--- Begin ---
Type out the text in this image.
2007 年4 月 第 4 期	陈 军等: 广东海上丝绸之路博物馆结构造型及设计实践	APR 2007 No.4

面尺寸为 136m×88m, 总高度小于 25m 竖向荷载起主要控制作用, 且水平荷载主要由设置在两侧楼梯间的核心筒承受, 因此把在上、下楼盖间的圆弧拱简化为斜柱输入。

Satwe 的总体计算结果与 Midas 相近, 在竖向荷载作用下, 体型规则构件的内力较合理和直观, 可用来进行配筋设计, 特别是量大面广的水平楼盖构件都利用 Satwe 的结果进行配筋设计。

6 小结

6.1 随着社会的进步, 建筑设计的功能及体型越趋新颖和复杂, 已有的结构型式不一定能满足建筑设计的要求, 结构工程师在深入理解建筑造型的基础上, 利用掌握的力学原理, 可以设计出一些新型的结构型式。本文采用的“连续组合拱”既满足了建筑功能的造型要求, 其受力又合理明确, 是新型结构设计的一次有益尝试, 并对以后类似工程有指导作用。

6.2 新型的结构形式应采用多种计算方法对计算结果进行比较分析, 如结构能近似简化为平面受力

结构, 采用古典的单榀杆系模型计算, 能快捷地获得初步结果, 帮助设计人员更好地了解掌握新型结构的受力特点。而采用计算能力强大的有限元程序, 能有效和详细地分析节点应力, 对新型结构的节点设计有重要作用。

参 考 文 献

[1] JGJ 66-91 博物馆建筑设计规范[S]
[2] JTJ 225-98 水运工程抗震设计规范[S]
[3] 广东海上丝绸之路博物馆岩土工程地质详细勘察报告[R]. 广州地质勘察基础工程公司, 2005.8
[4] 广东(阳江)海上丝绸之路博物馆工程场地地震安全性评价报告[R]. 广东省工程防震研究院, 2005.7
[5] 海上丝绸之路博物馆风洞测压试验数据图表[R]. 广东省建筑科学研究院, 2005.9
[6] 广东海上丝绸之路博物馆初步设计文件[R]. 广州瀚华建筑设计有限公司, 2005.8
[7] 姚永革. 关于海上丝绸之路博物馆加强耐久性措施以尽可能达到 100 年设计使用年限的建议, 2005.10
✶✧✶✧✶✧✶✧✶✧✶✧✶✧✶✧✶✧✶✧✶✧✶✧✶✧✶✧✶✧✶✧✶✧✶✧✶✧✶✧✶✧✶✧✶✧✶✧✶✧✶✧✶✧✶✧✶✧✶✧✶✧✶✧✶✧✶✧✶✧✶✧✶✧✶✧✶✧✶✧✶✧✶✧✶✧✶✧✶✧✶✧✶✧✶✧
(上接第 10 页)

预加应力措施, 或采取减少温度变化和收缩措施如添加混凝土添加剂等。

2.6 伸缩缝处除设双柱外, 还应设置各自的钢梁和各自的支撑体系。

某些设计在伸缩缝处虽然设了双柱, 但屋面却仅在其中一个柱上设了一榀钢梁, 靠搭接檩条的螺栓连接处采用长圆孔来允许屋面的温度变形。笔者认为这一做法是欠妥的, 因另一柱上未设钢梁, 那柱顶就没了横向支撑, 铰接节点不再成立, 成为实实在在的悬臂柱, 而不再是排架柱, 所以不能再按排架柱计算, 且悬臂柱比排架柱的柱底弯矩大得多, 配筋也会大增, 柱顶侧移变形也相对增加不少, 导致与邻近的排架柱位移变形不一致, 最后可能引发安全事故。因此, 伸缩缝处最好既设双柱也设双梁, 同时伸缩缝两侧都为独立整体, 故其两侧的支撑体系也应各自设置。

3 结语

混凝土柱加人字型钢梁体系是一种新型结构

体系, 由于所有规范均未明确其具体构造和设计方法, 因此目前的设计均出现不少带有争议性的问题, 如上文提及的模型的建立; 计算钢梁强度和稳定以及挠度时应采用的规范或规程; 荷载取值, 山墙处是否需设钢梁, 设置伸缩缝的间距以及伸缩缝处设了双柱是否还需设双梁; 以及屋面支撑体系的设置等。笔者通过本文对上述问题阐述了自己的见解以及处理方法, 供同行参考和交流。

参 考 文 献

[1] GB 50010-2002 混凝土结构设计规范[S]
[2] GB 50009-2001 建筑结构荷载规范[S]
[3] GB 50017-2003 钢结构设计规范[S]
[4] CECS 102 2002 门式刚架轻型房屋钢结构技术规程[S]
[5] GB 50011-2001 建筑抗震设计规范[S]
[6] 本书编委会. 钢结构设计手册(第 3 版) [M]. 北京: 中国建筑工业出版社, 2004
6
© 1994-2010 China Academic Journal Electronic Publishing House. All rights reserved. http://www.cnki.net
--- End ---
Exercise directions: Write the whole listing out again. Keep every line exactly as it is.

Full response:
Type out the text in this image.
2007 年4 月 第 4 期	陈 军等: 广东海上丝绸之路博物馆结构造型及设计实践	APR 2007 No.4

面尺寸为 136m×88m, 总高度小于 25m 竖向荷载起主要控制作用, 且水平荷载主要由设置在两侧楼梯间的核心筒承受, 因此把在上、下楼盖间的圆弧拱简化为斜柱输入。

Satwe 的总体计算结果与 Midas 相近, 在竖向荷载作用下, 体型规则构件的内力较合理和直观, 可用来进行配筋设计, 特别是量大面广的水平楼盖构件都利用 Satwe 的结果进行配筋设计。

6 小结

6.1 随着社会的进步, 建筑设计的功能及体型越趋新颖和复杂, 已有的结构型式不一定能满足建筑设计的要求, 结构工程师在深入理解建筑造型的基础上, 利用掌握的力学原理, 可以设计出一些新型的结构型式。本文采用的“连续组合拱”既满足了建筑功能的造型要求, 其受力又合理明确, 是新型结构设计的一次有益尝试, 并对以后类似工程有指导作用。

6.2 新型的结构形式应采用多种计算方法对计算结果进行比较分析, 如结构能近似简化为平面受力

结构, 采用古典的单榀杆系模型计算, 能快捷地获得初步结果, 帮助设计人员更好地了解掌握新型结构的受力特点。而采用计算能力强大的有限元程序, 能有效和详细地分析节点应力, 对新型结构的节点设计有重要作用。

参 考 文 献

[1] JGJ 66-91 博物馆建筑设计规范[S]
[2] JTJ 225-98 水运工程抗震设计规范[S]
[3] 广东海上丝绸之路博物馆岩土工程地质详细勘察报告[R]. 广州地质勘察基础工程公司, 2005.8
[4] 广东(阳江)海上丝绸之路博物馆工程场地地震安全性评价报告[R]. 广东省工程防震研究院, 2005.7
[5] 海上丝绸之路博物馆风洞测压试验数据图表[R]. 广东省建筑科学研究院, 2005.9
[6] 广东海上丝绸之路博物馆初步设计文件[R]. 广州瀚华建筑设计有限公司, 2005.8
[7] 姚永革. 关于海上丝绸之路博物馆加强耐久性措施以尽可能达到 100 年设计使用年限的建议, 2005.10
✶✧✶✧✶✧✶✧✶✧✶✧✶✧✶✧✶✧✶✧✶✧✶✧✶✧✶✧✶✧✶✧✶✧✶✧✶✧✶✧✶✧✶✧✶✧✶✧✶✧✶✧✶✧✶✧✶✧✶✧✶✧✶✧✶✧✶✧✶✧✶✧✶✧✶✧✶✧✶✧✶✧✶✧✶✧✶✧✶✧✶✧✶✧✶✧
(上接第 10 页)

预加应力措施, 或采取减少温度变化和收缩措施如添加混凝土添加剂等。

2.6 伸缩缝处除设双柱外, 还应设置各自的钢梁和各自的支撑体系。

某些设计在伸缩缝处虽然设了双柱, 但屋面却仅在其中一个柱上设了一榀钢梁, 靠搭接檩条的螺栓连接处采用长圆孔来允许屋面的温度变形。笔者认为这一做法是欠妥的, 因另一柱上未设钢梁, 那柱顶就没了横向支撑, 铰接节点不再成立, 成为实实在在的悬臂柱, 而不再是排架柱, 所以不能再按排架柱计算, 且悬臂柱比排架柱的柱底弯矩大得多, 配筋也会大增, 柱顶侧移变形也相对增加不少, 导致与邻近的排架柱位移变形不一致, 最后可能引发安全事故。因此, 伸缩缝处最好既设双柱也设双梁, 同时伸缩缝两侧都为独立整体, 故其两侧的支撑体系也应各自设置。

3 结语

混凝土柱加人字型钢梁体系是一种新型结构

体系, 由于所有规范均未明确其具体构造和设计方法, 因此目前的设计均出现不少带有争议性的问题, 如上文提及的模型的建立; 计算钢梁强度和稳定以及挠度时应采用的规范或规程; 荷载取值, 山墙处是否需设钢梁, 设置伸缩缝的间距以及伸缩缝处设了双柱是否还需设双梁; 以及屋面支撑体系的设置等。笔者通过本文对上述问题阐述了自己的见解以及处理方法, 供同行参考和交流。

参 考 文 献

[1] GB 50010-2002 混凝土结构设计规范[S]
[2] GB 50009-2001 建筑结构荷载规范[S]
[3] GB 50017-2003 钢结构设计规范[S]
[4] CECS 102 2002 门式刚架轻型房屋钢结构技术规程[S]
[5] GB 50011-2001 建筑抗震设计规范[S]
[6] 本书编委会. 钢结构设计手册(第 3 版) [M]. 北京: 中国建筑工业出版社, 2004
6
© 1994-2010 China Academic Journal Electronic Publishing House. All rights reserved. http://www.cnki.net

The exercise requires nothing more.